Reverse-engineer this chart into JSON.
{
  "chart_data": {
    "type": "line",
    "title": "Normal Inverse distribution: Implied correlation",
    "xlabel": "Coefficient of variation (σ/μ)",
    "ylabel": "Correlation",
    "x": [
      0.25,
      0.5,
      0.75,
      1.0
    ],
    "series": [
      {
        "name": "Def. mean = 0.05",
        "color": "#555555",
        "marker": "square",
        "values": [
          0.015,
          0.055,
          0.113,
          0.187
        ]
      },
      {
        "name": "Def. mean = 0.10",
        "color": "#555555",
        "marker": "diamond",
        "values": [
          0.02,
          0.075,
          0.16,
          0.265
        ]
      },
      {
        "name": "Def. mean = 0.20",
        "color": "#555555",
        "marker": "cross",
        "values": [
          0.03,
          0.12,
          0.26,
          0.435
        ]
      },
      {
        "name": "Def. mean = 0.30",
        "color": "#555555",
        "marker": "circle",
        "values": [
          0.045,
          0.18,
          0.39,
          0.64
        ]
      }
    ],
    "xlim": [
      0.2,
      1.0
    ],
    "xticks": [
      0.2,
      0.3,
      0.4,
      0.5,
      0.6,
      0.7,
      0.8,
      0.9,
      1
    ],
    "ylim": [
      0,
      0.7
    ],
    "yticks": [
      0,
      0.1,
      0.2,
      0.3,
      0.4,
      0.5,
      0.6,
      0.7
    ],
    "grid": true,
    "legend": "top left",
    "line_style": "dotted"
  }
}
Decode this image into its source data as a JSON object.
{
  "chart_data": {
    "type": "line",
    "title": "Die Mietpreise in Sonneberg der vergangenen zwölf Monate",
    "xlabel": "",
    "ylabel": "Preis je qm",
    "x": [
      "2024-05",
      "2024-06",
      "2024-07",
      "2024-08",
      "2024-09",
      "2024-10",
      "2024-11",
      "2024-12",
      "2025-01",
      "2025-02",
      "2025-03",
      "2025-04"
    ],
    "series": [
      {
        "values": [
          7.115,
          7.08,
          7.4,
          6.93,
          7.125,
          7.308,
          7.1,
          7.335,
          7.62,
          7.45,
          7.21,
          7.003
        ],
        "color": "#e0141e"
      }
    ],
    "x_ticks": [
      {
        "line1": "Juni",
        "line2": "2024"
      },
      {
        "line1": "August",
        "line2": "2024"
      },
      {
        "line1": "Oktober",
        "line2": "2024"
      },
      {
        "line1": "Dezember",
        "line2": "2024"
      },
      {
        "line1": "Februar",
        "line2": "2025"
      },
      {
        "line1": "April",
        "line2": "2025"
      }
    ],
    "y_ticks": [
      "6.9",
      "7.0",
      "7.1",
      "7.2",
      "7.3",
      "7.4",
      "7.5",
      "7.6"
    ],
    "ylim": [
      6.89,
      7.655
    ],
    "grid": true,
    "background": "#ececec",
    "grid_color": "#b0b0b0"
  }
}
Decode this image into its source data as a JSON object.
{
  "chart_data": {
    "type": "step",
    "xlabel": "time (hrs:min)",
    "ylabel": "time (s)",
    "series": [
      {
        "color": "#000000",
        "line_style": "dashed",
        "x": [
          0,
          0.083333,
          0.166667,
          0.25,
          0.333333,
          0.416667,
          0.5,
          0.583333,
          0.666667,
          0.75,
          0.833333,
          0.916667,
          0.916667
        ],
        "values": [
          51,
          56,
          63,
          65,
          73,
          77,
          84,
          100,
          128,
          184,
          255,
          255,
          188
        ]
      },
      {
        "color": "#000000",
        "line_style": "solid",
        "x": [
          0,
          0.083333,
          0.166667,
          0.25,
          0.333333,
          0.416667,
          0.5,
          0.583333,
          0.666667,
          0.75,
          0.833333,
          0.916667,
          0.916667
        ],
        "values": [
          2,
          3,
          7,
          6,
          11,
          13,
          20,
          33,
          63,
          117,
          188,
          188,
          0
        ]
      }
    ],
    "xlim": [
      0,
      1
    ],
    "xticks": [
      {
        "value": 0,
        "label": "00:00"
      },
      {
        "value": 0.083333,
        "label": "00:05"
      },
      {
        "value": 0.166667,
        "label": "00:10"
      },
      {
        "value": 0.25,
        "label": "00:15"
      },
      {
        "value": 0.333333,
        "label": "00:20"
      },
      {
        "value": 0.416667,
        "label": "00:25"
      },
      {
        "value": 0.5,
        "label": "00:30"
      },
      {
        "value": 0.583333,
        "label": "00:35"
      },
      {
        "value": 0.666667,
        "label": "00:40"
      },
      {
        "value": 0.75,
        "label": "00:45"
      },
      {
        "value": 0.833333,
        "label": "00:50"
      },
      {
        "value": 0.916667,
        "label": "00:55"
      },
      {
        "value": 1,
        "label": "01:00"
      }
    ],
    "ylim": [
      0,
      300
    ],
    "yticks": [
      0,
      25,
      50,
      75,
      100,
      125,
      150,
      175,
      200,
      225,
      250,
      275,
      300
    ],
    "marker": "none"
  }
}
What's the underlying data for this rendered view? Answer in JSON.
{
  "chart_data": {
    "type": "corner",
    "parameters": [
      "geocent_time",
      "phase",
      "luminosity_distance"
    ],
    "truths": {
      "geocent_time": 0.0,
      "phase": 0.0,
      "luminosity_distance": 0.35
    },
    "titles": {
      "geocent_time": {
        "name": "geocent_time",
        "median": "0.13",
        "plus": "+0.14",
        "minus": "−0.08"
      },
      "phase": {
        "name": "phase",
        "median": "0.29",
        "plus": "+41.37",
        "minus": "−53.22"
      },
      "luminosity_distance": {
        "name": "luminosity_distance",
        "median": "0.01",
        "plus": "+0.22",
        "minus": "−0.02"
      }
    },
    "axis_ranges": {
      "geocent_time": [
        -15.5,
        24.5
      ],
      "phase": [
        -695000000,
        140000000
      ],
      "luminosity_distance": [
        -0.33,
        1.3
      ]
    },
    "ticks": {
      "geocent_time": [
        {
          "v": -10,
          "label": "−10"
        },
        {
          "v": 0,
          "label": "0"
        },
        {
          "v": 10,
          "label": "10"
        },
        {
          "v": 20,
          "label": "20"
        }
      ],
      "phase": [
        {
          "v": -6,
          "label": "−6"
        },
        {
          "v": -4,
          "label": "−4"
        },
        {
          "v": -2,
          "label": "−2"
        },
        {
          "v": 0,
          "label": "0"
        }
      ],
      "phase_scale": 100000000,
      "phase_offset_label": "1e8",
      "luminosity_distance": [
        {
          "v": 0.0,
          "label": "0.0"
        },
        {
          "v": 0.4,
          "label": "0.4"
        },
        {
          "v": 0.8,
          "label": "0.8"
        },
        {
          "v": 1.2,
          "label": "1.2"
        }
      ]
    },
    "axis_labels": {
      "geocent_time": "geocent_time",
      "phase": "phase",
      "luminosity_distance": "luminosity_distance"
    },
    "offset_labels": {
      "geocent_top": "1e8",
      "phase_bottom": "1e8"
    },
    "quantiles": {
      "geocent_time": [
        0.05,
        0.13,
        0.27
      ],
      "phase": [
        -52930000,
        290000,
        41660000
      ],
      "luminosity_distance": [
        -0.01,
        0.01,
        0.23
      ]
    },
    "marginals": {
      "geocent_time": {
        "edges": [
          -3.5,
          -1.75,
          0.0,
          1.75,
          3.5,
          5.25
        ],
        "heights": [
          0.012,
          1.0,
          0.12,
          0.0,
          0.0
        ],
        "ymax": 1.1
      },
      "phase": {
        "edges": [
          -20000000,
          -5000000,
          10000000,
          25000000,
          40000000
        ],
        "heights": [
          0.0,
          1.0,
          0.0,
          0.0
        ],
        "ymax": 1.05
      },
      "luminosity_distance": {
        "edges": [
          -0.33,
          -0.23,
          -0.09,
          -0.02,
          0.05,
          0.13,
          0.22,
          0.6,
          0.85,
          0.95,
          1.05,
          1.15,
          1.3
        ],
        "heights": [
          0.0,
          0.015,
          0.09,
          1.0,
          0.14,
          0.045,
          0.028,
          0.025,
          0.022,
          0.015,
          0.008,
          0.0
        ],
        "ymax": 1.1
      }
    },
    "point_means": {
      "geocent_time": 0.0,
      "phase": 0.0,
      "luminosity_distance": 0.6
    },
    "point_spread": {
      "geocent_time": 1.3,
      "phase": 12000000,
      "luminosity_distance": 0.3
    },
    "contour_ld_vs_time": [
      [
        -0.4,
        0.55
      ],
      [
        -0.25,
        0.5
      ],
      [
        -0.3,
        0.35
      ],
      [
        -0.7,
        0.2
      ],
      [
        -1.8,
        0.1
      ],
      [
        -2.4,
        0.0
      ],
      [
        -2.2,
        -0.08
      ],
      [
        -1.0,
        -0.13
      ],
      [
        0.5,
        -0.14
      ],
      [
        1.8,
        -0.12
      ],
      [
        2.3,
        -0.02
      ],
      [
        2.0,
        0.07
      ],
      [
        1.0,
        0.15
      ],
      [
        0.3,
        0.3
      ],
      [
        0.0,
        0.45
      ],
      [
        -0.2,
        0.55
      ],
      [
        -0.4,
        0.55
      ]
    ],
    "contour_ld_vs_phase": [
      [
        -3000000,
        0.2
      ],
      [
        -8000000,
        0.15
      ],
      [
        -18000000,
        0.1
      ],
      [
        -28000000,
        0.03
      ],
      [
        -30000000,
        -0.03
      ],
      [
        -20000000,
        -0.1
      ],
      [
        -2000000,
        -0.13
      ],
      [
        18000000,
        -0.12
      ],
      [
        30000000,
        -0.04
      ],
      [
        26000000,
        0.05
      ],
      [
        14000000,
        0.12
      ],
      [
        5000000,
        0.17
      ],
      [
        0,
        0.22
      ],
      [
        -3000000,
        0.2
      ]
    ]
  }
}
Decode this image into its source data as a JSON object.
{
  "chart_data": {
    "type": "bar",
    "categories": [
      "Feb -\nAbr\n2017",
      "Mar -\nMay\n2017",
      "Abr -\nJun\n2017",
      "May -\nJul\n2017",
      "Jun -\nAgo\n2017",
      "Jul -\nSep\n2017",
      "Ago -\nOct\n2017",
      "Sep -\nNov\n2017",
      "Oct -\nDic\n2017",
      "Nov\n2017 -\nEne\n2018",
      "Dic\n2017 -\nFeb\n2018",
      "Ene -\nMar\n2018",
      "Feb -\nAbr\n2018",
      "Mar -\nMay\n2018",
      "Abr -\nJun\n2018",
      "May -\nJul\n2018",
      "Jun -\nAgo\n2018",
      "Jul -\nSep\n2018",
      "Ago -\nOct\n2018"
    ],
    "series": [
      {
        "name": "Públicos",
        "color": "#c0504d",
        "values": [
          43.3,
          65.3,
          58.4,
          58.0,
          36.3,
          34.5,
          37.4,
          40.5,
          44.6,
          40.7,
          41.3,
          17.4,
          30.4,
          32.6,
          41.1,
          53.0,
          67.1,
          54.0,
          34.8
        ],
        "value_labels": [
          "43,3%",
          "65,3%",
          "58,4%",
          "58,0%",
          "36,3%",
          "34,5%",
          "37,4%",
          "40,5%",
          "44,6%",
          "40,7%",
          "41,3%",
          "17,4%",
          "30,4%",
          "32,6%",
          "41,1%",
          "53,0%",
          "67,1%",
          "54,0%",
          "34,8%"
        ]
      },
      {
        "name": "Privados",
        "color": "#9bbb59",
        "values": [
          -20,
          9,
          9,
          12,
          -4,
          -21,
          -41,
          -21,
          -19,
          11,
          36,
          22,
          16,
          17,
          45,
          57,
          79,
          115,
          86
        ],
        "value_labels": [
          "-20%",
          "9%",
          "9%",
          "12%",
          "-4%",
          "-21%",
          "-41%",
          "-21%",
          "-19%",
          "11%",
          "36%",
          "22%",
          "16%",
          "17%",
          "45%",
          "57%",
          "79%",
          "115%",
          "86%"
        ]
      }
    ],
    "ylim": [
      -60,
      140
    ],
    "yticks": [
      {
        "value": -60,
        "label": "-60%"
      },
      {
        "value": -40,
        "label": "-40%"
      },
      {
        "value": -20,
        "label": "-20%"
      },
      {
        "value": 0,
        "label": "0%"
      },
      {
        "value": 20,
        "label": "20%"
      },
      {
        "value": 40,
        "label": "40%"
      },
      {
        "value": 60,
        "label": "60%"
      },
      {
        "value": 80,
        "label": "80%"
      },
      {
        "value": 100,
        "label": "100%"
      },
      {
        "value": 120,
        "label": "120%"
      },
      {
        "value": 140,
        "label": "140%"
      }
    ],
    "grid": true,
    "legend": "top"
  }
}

********************

• _Task to complete_: Return a copy of every line that includes the word "type".

• _Result_:
    "type": "line",
    "type": "line",
    "type": "step",
    "type": "corner",
    "type": "bar",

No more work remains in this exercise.